Each line that contains the string "text" counts once; report how many such lines appear in the data, as a number only.

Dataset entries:
— START —
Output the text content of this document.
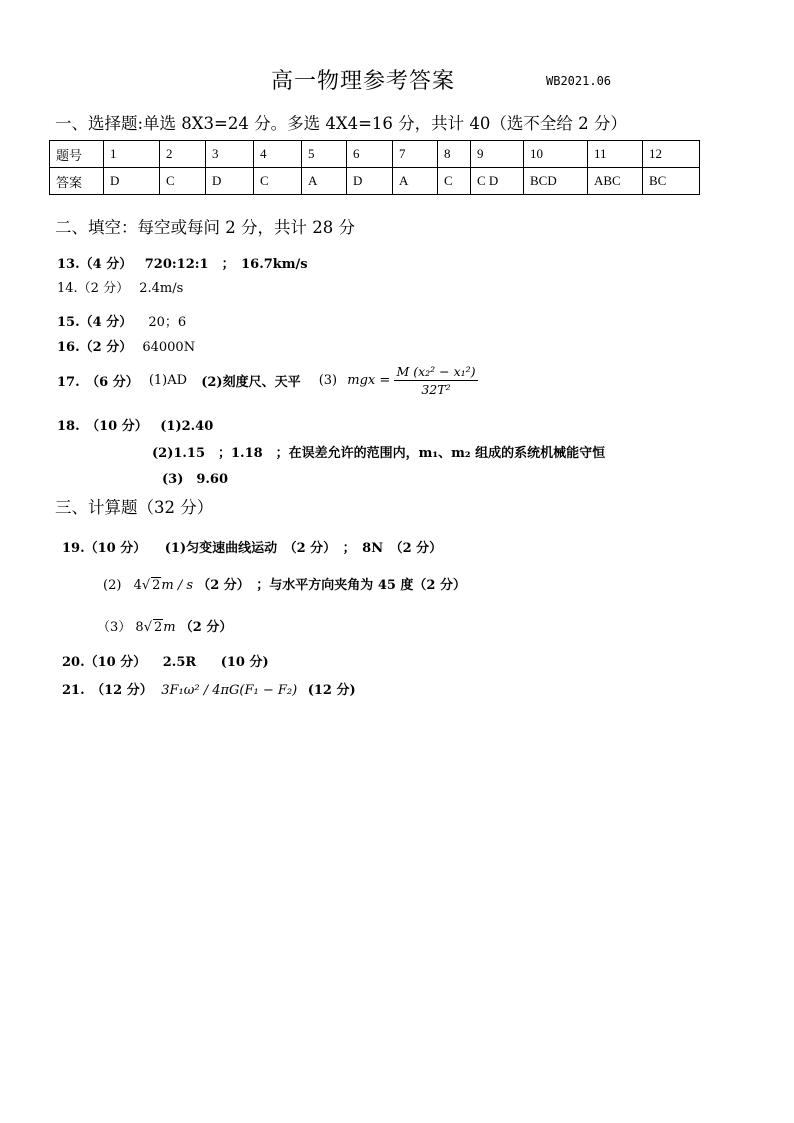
高一物理参考答案	WB2021.06
一、选择题:单选 8X3=24 分。多选 4X4=16 分，共计 40（选不全给 2 分）
题号	1	2	3	4	5	6	7	8	9	10	11	12
答案	D	C	D	C	A	D	A	C	C D	BCD	ABC	BC
二、填空：每空或每问 2 分，共计 28 分
13.（4 分） 720:12:1　；　16.7km/s
14.（2 分） 2.4m/s
15.（4 分） 20；6
16.（2 分） 64000N
17.　（6 分） (1)AD (2)刻度尺、天平 (3) mgx = $\frac{\text{M (x₂² − x₁²)}}{\text{32T²}}$
18.　（10 分） (1)2.40
(2)1.15　；1.18　；在误差允许的范围内，m₁、m₂ 组成的系统机械能守恒
(3)　9.60
三、计算题（32 分）
19.（10 分） (1)匀变速曲线运动　（2 分）　；　8N　（2 分）
(2) 4√ 2m / s （2 分）　；与水平方向夹角为 45 度（2 分）
（3） 8√ 2m （2 分）
20.（10 分） 2.5R (10 分)
21.　（12 分） 3F₁ω² / 4πG(F₁ − F₂) (12 分)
— END —
## Task solution
2